# Written exercise
Pick out every line holding the string "enim" and copy it.

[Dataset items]
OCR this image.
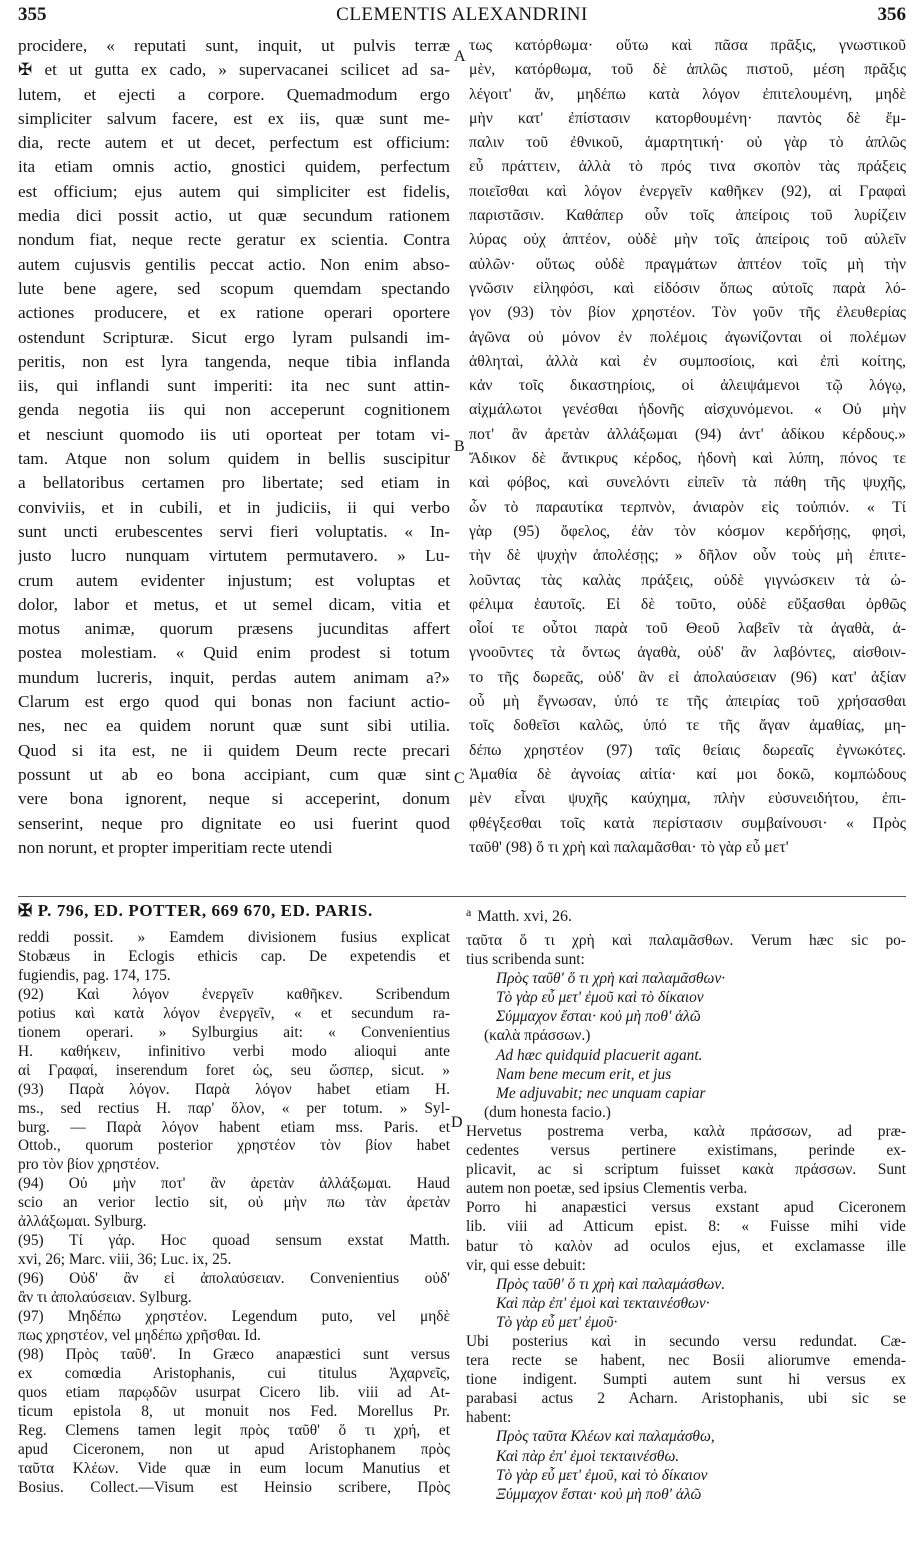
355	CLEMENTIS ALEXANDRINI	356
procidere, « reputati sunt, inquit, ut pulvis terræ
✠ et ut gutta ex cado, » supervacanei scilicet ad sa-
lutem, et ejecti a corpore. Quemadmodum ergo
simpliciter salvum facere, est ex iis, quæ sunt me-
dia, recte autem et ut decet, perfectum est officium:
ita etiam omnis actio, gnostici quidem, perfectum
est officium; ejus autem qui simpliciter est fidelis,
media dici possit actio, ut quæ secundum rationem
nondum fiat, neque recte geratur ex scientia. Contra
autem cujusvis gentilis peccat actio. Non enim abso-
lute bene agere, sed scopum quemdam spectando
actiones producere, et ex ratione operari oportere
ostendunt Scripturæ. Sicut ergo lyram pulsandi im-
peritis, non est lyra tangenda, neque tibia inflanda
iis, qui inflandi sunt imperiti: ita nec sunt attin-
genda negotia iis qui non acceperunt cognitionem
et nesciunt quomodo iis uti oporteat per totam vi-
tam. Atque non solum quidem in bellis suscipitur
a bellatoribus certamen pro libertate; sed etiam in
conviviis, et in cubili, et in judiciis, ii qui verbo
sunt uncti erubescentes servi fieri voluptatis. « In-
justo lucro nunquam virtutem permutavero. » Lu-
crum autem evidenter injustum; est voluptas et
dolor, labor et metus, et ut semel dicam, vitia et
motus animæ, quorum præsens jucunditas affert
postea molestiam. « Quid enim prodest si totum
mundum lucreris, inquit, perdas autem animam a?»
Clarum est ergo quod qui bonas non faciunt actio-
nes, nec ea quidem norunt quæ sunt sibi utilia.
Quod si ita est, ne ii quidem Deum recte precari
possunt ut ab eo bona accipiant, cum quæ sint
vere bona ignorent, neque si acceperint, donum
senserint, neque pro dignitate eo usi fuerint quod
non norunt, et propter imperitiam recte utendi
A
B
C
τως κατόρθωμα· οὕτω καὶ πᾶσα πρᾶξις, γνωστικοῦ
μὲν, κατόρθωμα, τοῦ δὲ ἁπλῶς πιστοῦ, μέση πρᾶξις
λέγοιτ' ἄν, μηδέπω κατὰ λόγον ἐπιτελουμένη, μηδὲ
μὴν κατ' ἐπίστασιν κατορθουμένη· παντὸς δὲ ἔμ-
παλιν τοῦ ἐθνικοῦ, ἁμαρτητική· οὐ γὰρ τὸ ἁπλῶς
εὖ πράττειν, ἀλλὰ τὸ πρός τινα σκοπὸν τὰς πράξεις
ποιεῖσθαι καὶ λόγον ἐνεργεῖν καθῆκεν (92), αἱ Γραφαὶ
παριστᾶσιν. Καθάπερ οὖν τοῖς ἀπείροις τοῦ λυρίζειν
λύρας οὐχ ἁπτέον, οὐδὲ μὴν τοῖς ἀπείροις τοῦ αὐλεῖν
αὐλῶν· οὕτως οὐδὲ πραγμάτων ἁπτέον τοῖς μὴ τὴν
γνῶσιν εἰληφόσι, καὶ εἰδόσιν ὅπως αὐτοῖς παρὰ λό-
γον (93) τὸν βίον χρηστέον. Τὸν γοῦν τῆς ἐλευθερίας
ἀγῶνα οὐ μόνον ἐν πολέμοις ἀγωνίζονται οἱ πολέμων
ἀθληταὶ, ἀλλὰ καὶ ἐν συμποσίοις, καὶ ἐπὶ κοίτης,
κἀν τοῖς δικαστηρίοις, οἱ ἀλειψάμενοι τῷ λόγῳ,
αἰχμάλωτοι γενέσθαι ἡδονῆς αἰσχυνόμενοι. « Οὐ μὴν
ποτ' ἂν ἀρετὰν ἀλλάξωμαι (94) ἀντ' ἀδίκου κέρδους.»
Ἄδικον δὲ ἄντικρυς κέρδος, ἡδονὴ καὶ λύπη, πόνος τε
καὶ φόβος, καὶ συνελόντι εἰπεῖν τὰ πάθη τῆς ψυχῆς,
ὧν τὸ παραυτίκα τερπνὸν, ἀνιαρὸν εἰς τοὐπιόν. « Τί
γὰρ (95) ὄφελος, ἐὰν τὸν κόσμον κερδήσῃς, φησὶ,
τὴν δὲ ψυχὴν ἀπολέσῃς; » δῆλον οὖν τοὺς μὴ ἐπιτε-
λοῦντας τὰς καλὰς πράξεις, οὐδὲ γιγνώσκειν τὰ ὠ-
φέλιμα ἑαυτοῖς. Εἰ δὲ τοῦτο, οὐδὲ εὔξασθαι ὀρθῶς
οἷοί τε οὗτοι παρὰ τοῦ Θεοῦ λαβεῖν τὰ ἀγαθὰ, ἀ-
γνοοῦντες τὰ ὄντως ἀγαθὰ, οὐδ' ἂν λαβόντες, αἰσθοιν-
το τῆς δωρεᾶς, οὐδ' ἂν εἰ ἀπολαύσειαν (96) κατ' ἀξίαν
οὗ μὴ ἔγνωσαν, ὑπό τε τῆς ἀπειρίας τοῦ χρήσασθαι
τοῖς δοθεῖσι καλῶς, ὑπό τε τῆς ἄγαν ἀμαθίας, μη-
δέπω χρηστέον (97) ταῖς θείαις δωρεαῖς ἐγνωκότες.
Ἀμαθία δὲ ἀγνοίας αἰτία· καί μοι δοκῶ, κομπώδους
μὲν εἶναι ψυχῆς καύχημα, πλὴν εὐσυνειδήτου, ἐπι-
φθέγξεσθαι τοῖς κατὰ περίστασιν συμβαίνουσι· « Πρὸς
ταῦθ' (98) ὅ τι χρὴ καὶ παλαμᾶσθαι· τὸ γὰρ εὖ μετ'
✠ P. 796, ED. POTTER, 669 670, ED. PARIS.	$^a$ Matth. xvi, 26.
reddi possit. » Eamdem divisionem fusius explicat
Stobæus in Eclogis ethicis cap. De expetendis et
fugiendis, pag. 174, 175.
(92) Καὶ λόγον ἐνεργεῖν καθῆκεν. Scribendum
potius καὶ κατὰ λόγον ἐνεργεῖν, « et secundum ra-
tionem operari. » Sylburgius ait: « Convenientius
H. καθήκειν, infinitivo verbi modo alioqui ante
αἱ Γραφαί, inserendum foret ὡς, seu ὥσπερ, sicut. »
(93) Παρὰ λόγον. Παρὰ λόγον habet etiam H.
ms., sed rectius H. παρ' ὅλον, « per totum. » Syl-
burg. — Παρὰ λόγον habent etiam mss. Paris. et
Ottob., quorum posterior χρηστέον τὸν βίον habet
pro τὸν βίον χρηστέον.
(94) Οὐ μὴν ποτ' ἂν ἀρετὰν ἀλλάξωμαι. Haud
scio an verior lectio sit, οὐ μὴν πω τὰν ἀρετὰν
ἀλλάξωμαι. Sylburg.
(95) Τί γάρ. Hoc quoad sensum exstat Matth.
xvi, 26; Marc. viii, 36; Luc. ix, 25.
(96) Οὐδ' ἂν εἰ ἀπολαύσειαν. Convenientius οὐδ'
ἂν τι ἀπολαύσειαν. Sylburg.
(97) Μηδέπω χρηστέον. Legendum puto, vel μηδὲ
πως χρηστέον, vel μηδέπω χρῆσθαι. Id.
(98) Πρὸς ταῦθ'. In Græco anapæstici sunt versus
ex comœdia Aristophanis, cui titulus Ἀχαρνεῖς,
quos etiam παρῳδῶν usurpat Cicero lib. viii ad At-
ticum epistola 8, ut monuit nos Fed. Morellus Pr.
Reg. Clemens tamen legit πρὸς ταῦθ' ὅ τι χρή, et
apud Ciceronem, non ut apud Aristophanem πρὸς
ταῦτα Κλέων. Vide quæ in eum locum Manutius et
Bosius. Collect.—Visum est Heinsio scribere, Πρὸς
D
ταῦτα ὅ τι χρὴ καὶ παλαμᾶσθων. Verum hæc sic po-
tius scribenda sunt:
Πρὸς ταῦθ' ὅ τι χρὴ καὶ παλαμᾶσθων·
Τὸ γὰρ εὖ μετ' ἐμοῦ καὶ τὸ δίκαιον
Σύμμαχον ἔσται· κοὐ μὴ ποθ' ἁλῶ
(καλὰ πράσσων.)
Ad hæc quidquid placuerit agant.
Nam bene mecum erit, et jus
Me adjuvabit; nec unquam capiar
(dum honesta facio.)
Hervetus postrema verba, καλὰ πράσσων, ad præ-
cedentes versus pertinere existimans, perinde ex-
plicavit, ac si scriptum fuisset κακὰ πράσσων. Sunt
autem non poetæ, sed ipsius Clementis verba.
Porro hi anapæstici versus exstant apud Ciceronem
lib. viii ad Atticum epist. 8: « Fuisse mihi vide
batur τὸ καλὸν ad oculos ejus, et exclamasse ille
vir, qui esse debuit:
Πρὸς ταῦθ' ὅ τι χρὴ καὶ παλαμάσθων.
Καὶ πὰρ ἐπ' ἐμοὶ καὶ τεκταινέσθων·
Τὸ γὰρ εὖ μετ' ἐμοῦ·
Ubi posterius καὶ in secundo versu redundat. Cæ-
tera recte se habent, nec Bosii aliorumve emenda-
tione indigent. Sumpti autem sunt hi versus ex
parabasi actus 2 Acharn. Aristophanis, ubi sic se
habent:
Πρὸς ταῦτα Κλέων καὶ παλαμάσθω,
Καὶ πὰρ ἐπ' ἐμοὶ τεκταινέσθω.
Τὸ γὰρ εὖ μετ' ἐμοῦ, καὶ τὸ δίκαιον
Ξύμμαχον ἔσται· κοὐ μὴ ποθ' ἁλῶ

# Final result
autem cujusvis gentilis peccat actio. Non enim abso-
postea molestiam. « Quid enim prodest si totum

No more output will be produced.